In the video streaming text below, condense the paragraph beginning "As SVoD became an increasingly global business" into a short bulleted list that keeps its main facts.

## Reading text:
::::::::

Video streaming had advanced greatly by the time of the 2012 London Olympics, where the BBC emerged as a major pioneer of live video streaming, since when it has continued to innovate in that field with a prolific publication rate in technical journals.

It was however on demand content that dominated the early days of video streaming with the emergence of the major SVoD (Subscription VoD) players led by Netflix (who launched their first streaming service in 2007), followed by other big players such as Amazon, HBO, Disney and Comcast through NBC Universal.

As SVoD became an increasingly global business competitive pressure extended to QoS as well as the content itself, with growing demand not just for higher resolution and elimination of artefacts such as buffering and freezing, but also faster start up, even though the content was not live. This led firstly to the use of third party CDNs to bypass multiple internet switching points and also save on bandwidth by caching content locally closer to the user.

But then Netflix, as the market leader facing unprecedented growth in data volumes, found that third party CDNs were increasingly unable to deliver consistent service. This led Netflix to develop its own CDN called Open Connect, which also took a step forward by installing its own equipment in local ISPs, which took another bite out of latency.

We will explore the details of such maneuvers in a future article, but one point to note here is that this had some implications for net neutrality, the principle that the internet is equally open to all parties and that nobody’s content is favored over others, and nobody is blocked.

It is true that installation of CDN appliances in an ISP by a content provider does not strictly contravene net neutrality because that same facility is open to others and indeed exploited by CDN companies. In practice though it favors Netflix over smaller content providers which would always be reliant on third party CDNs. Netflix gains advantage by dint of its size and scale justifying investment in its own CDN, as do some of the other major streamers such as Amazon Prime Video.

::::::::

## Extracted data:
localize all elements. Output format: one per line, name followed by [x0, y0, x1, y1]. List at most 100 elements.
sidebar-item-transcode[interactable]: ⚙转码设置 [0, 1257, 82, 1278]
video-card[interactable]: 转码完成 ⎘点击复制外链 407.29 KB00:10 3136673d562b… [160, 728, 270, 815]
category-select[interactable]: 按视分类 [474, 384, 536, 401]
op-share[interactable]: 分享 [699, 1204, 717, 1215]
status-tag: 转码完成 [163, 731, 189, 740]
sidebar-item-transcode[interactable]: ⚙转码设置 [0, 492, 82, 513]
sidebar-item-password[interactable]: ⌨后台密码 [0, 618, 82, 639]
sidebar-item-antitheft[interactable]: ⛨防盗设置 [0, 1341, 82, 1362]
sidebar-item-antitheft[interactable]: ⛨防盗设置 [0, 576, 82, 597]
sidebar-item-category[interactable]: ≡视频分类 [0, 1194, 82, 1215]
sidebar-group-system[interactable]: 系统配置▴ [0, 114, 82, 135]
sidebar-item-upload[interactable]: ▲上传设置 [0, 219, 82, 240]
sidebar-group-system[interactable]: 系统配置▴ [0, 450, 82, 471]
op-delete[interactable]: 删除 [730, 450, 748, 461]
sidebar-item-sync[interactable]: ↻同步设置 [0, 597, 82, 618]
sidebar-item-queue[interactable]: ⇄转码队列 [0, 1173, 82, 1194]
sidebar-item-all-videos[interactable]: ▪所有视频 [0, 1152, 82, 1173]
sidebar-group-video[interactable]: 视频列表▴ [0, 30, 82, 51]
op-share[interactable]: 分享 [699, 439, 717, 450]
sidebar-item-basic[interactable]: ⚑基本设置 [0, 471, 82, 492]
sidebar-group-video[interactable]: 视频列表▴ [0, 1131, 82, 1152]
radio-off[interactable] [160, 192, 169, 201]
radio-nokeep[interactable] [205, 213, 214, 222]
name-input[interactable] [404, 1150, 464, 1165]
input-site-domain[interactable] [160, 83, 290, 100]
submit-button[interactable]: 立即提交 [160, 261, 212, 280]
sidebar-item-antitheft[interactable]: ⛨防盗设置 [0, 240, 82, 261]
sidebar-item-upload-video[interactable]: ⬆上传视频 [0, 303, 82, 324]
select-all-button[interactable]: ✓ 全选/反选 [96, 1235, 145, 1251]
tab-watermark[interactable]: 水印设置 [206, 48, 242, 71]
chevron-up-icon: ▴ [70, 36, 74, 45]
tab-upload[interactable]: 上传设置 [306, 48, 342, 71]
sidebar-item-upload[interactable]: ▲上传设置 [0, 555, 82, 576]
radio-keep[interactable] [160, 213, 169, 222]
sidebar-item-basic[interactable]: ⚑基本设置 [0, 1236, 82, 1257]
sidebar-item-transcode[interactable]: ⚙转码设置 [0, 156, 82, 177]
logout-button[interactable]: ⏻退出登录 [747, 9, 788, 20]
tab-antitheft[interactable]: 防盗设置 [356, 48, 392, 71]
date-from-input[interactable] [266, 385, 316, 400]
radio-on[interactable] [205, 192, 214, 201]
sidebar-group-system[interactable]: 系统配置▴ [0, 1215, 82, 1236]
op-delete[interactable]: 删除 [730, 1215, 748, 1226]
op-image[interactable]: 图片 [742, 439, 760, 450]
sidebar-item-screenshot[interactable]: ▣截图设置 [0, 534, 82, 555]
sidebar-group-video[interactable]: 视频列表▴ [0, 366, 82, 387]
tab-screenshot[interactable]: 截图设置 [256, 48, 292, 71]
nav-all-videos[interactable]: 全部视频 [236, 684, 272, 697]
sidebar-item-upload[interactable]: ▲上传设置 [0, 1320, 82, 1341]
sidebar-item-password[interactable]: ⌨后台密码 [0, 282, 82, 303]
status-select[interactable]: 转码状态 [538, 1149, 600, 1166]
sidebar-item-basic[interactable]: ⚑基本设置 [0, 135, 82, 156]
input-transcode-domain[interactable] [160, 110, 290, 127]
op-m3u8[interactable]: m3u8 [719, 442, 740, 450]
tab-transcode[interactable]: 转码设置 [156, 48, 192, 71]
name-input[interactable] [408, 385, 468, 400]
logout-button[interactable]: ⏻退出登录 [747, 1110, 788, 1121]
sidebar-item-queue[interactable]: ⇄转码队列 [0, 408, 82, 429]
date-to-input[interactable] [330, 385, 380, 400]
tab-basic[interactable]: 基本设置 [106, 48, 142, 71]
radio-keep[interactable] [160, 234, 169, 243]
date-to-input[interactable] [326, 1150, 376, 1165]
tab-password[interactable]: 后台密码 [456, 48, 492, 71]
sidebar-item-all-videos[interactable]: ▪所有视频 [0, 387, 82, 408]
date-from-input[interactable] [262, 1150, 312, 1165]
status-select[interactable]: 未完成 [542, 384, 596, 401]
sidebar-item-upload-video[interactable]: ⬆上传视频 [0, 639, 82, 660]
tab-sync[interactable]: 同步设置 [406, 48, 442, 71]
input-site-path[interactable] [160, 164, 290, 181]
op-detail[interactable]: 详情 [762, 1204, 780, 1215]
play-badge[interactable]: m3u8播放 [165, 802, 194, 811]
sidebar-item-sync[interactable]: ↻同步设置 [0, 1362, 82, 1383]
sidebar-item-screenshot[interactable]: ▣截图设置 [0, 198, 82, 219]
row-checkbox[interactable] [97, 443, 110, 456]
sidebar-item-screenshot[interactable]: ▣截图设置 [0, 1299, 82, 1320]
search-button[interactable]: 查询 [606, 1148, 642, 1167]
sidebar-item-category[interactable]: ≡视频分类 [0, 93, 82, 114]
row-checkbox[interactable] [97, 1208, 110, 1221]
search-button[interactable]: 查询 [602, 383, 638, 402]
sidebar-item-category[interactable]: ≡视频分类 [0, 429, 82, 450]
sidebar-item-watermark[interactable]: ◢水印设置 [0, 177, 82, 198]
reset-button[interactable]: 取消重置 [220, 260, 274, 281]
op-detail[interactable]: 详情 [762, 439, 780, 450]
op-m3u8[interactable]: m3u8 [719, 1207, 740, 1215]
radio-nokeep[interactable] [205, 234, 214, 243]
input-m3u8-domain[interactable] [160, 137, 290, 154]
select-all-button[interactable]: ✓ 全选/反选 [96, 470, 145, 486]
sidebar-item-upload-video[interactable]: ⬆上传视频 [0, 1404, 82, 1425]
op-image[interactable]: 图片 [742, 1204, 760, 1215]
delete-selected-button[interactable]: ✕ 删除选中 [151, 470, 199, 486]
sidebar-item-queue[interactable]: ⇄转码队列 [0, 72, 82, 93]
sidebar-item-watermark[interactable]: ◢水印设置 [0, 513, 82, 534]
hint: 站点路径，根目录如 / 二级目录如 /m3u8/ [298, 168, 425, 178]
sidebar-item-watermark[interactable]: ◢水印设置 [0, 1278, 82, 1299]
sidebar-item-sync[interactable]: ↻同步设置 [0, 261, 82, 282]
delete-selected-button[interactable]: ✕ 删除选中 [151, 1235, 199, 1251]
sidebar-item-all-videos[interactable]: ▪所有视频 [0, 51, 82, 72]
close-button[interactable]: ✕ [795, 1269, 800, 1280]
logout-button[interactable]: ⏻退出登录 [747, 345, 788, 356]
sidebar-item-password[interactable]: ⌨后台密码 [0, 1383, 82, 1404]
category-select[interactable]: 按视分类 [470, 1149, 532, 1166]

::::::::

## Reply:
- As SVoD went global, competition extended beyond content to quality of service (QoS).
- Viewers wanted higher resolution, no buffering or freezing, and faster startup, even for content that was not live.
- This first led to the use of third-party CDNs.
- These CDNs bypassed multiple internet switching points.
- They also saved bandwidth by caching content locally, closer to the user.